● What you will do:
In your copy, leave out the pictures; write out all the data exactly.

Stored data
------------------------------------------------------------
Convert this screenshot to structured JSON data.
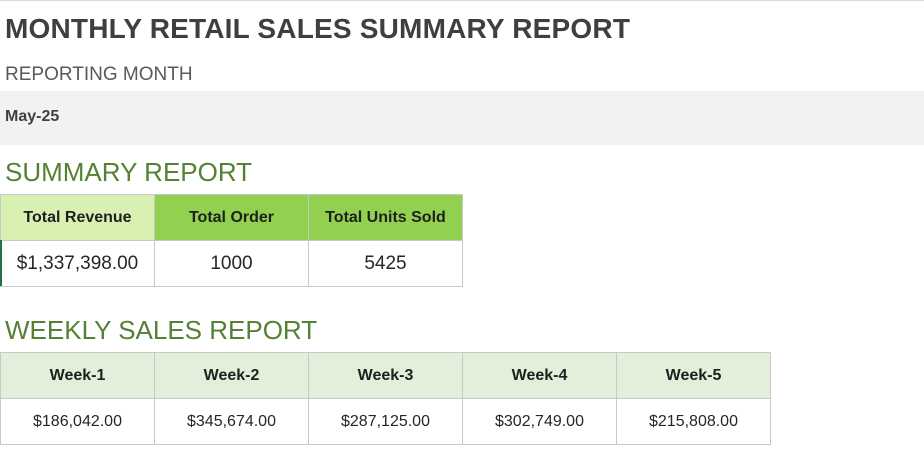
{
  "report": {
    "title": "MONTHLY RETAIL SALES SUMMARY REPORT",
    "reporting_month_label": "REPORTING MONTH",
    "reporting_month_value": "May-25"
  },
  "summary": {
    "title": "SUMMARY REPORT",
    "headers": [
      "Total Revenue",
      "Total Order",
      "Total Units Sold"
    ],
    "values": [
      "$1,337,398.00",
      "1000",
      "5425"
    ]
  },
  "weekly": {
    "title": "WEEKLY SALES REPORT",
    "headers": [
      "Week-1",
      "Week-2",
      "Week-3",
      "Week-4",
      "Week-5"
    ],
    "values": [
      "$186,042.00",
      "$345,674.00",
      "$287,125.00",
      "$302,749.00",
      "$215,808.00"
    ]
  },
  "colors": {
    "accent_green": "#548235",
    "header_light_green": "#d9f0b3",
    "header_green": "#92d050",
    "weekly_header_bg": "#e2efda",
    "month_band_bg": "#f2f2f2"
  }
}
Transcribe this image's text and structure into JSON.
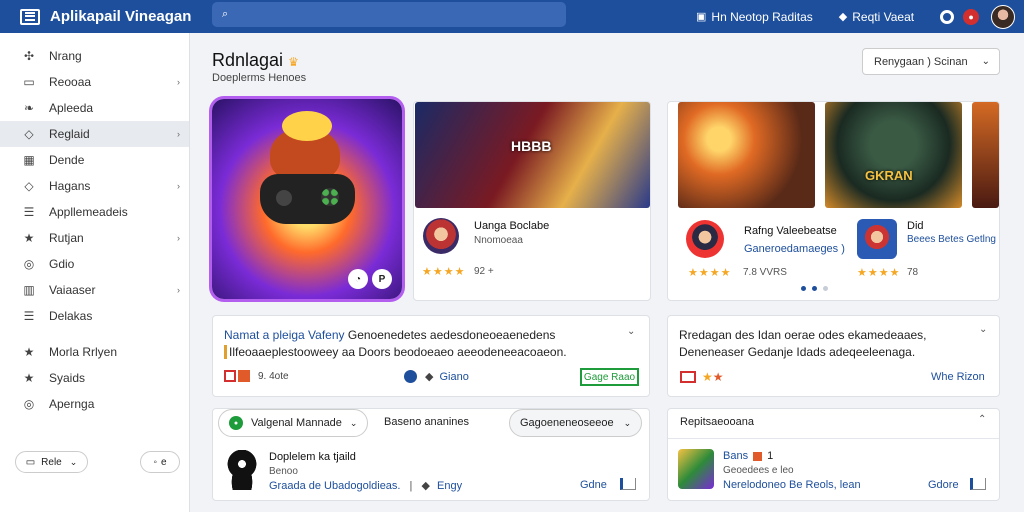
------------------------------------------------------------
● Result:
Convert this screenshot to structured JSON data.
{
  "report": {
    "title": "MONTHLY RETAIL SALES SUMMARY REPORT",
    "reporting_month_label": "REPORTING MONTH",
    "reporting_month_value": "May-25"
  },
  "summary": {
    "title": "SUMMARY REPORT",
    "headers": [
      "Total Revenue",
      "Total Order",
      "Total Units Sold"
    ],
    "values": [
      "$1,337,398.00",
      "1000",
      "5425"
    ]
  },
  "weekly": {
    "title": "WEEKLY SALES REPORT",
    "headers": [
      "Week-1",
      "Week-2",
      "Week-3",
      "Week-4",
      "Week-5"
    ],
    "values": [
      "$186,042.00",
      "$345,674.00",
      "$287,125.00",
      "$302,749.00",
      "$215,808.00"
    ]
  },
  "colors": {
    "accent_green": "#548235",
    "header_light_green": "#d9f0b3",
    "header_green": "#92d050",
    "weekly_header_bg": "#e2efda",
    "month_band_bg": "#f2f2f2"
  }
}
Transcribe this image's text and structure into JSON.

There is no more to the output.